## GIVEN TASK
Find the line that contains "What does this" in the entries below. Output it and each later line exactly, and nothing else.

## PROVIDED RECORDS

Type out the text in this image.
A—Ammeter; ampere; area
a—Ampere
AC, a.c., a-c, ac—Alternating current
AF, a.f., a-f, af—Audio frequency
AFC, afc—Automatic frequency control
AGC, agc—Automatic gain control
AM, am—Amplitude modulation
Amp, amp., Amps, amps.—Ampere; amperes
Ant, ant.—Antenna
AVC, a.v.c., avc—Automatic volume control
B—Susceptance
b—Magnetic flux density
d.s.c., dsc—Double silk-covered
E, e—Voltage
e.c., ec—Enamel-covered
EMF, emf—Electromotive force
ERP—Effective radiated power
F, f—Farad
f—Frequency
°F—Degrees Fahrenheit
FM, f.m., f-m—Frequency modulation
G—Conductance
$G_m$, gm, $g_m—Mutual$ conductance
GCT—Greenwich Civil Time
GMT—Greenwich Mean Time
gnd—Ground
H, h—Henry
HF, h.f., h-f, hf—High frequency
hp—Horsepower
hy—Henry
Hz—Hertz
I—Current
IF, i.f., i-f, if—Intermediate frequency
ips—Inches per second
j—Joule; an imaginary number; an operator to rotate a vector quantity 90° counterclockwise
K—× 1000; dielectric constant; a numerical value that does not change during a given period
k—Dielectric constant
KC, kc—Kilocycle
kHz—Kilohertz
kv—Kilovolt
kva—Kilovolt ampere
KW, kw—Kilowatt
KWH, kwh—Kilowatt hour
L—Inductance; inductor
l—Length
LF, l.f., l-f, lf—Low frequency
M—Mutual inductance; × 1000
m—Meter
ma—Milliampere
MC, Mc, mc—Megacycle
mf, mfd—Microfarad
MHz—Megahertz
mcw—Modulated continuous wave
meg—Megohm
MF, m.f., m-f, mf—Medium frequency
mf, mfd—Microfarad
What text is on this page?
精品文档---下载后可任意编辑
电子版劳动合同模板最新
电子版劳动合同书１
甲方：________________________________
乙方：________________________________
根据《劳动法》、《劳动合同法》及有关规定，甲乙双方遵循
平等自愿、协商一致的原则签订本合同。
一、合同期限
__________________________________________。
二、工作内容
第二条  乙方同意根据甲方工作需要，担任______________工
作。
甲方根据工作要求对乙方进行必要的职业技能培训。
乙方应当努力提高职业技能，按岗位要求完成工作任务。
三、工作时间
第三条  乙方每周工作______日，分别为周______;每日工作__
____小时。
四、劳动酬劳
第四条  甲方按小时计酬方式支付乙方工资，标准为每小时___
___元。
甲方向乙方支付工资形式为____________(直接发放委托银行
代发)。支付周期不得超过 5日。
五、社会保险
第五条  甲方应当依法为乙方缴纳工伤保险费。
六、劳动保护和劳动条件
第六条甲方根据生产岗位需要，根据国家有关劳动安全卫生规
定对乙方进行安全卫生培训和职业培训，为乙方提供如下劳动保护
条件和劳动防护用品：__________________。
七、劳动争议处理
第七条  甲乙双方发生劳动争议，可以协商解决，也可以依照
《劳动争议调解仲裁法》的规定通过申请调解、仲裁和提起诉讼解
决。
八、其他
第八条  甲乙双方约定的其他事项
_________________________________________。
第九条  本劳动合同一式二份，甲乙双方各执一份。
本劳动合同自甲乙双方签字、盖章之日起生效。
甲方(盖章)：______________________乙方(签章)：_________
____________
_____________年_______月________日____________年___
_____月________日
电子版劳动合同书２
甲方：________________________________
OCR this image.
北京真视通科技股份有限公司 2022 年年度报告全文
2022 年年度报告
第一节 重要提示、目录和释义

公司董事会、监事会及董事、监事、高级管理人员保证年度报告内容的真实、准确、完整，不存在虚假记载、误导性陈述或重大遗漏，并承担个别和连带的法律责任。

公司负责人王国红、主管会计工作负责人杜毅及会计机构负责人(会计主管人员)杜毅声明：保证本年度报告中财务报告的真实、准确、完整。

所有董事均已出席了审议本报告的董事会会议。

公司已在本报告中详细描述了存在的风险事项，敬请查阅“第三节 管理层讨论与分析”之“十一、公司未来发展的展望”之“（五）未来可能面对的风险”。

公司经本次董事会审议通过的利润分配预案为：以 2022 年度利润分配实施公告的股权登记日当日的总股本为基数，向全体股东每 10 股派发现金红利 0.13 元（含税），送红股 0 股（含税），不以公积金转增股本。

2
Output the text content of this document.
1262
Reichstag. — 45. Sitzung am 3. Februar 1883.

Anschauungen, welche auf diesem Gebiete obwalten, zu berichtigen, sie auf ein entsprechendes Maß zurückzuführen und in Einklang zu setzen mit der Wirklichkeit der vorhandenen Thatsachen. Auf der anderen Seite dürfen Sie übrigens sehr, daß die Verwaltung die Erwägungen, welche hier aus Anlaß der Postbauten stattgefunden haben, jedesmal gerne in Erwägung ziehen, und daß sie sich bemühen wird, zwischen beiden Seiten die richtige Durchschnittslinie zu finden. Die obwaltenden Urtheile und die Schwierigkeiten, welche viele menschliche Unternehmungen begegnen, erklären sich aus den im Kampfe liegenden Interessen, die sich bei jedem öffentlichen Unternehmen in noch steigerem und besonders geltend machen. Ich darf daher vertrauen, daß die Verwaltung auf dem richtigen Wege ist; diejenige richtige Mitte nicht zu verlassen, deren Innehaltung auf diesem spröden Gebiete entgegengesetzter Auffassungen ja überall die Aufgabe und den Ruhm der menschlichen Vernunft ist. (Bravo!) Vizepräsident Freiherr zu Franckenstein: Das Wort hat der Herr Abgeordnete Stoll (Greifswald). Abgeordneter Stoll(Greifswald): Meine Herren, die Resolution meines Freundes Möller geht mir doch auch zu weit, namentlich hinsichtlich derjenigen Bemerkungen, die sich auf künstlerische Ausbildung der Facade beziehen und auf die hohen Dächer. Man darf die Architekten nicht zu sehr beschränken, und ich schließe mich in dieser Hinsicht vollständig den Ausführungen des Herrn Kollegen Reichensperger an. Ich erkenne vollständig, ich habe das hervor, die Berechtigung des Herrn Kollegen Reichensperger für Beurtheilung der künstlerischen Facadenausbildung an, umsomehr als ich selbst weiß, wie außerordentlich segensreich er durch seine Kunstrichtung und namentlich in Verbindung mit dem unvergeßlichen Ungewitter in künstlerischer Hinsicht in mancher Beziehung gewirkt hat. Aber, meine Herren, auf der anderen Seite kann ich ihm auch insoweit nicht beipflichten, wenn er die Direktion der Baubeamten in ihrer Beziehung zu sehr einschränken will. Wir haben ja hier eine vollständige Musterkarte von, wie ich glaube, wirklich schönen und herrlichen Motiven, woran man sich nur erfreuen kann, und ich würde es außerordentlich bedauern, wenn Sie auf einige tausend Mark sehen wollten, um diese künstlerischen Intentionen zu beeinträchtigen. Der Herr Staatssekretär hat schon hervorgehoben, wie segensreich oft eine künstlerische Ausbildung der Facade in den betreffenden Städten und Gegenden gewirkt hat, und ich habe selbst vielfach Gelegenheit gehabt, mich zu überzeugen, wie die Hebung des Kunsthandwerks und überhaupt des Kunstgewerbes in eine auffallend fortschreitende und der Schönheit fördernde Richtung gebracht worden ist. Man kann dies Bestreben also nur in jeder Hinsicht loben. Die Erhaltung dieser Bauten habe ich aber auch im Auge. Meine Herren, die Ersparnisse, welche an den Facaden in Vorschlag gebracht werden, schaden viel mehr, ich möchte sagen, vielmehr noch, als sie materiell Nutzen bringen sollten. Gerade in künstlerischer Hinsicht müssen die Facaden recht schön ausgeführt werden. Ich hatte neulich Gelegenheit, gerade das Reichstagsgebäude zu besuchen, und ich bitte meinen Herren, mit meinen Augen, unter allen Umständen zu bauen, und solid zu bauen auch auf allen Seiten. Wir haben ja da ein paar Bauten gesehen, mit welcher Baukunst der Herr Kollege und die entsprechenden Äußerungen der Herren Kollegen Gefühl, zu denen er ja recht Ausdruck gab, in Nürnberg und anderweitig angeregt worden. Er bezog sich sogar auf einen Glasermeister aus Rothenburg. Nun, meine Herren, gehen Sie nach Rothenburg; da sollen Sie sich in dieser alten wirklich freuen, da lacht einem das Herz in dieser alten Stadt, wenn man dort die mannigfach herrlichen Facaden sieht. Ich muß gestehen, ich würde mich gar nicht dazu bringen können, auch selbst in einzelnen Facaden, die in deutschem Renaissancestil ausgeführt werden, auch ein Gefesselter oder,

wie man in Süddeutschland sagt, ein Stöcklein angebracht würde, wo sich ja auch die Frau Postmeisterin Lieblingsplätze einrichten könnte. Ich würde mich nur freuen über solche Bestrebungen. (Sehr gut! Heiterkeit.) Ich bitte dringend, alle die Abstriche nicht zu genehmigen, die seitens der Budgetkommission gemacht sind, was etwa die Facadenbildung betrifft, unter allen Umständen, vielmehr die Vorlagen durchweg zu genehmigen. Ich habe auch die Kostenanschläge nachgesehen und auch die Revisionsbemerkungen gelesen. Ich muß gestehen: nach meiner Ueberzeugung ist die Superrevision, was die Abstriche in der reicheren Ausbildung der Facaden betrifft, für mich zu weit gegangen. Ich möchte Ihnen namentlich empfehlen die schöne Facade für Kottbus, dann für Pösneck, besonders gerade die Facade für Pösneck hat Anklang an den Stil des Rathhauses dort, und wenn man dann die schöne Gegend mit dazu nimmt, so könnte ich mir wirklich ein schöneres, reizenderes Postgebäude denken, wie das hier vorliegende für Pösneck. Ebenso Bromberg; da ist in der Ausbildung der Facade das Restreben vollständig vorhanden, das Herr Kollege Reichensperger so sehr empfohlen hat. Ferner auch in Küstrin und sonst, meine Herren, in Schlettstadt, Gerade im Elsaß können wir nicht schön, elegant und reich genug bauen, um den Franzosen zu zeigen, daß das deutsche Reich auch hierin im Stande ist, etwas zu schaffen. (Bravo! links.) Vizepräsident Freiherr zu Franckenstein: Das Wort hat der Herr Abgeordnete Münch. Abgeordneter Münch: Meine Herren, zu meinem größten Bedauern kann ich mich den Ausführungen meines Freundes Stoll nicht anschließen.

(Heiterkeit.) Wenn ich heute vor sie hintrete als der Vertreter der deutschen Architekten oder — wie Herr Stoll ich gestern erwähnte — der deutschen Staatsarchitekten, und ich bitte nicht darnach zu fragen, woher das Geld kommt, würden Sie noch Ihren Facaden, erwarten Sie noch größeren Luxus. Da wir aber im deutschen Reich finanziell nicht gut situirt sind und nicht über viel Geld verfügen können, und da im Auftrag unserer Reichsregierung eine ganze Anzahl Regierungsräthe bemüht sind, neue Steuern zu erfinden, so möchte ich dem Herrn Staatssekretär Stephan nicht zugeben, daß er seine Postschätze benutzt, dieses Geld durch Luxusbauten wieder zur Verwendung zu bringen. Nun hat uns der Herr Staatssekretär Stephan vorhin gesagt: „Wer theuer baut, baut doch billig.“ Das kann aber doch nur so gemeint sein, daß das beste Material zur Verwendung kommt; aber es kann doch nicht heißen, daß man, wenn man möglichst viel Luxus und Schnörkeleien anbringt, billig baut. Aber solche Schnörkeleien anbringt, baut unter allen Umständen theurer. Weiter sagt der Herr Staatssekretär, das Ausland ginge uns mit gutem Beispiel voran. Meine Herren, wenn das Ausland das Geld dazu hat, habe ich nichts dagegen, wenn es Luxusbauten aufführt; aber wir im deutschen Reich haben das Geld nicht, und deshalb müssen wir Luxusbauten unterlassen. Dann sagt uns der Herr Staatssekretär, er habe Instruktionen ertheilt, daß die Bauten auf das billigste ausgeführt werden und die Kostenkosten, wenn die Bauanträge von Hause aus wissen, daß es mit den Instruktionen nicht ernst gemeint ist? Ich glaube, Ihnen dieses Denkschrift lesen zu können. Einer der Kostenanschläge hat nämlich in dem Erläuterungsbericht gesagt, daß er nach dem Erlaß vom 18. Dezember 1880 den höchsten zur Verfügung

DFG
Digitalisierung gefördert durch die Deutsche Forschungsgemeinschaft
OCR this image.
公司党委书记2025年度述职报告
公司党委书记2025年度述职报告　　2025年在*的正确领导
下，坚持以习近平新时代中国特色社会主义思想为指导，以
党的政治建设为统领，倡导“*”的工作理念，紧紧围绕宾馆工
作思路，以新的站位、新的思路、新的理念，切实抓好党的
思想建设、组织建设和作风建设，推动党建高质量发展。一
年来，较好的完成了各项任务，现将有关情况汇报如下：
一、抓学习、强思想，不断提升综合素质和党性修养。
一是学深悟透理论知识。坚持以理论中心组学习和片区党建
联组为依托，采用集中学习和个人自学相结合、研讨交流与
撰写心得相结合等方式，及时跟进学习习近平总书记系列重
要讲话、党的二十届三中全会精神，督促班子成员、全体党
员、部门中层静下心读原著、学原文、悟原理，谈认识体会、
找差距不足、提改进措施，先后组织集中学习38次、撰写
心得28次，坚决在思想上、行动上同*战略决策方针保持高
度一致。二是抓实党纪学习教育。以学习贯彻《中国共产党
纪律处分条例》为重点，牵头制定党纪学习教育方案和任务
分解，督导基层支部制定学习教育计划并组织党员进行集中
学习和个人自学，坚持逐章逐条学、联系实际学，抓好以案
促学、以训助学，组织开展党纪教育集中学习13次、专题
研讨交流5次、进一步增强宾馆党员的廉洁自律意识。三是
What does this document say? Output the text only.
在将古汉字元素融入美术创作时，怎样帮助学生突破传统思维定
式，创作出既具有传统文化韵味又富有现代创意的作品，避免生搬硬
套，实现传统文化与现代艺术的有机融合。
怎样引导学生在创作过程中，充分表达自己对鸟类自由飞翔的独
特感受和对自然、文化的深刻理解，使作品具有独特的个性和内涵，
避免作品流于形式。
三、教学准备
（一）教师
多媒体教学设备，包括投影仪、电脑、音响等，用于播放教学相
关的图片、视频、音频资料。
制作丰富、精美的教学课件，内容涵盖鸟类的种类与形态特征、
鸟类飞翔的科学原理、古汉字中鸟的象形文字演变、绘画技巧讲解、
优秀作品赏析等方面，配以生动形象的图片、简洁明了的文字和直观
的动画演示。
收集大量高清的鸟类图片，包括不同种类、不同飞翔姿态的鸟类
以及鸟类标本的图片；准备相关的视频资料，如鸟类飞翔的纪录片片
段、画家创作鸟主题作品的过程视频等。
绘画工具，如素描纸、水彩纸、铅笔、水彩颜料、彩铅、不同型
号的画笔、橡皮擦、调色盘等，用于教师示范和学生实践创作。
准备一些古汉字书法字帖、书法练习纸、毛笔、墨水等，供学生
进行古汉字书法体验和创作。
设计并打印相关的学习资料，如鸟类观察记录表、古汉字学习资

## SOLUTION TO THE EXERCISE
What does this document say? Output the text only.
在将古汉字元素融入美术创作时，怎样帮助学生突破传统思维定
式，创作出既具有传统文化韵味又富有现代创意的作品，避免生搬硬
套，实现传统文化与现代艺术的有机融合。
怎样引导学生在创作过程中，充分表达自己对鸟类自由飞翔的独
特感受和对自然、文化的深刻理解，使作品具有独特的个性和内涵，
避免作品流于形式。
三、教学准备
（一）教师
多媒体教学设备，包括投影仪、电脑、音响等，用于播放教学相
关的图片、视频、音频资料。
制作丰富、精美的教学课件，内容涵盖鸟类的种类与形态特征、
鸟类飞翔的科学原理、古汉字中鸟的象形文字演变、绘画技巧讲解、
优秀作品赏析等方面，配以生动形象的图片、简洁明了的文字和直观
的动画演示。
收集大量高清的鸟类图片，包括不同种类、不同飞翔姿态的鸟类
以及鸟类标本的图片；准备相关的视频资料，如鸟类飞翔的纪录片片
段、画家创作鸟主题作品的过程视频等。
绘画工具，如素描纸、水彩纸、铅笔、水彩颜料、彩铅、不同型
号的画笔、橡皮擦、调色盘等，用于教师示范和学生实践创作。
准备一些古汉字书法字帖、书法练习纸、毛笔、墨水等，供学生
进行古汉字书法体验和创作。
设计并打印相关的学习资料，如鸟类观察记录表、古汉字学习资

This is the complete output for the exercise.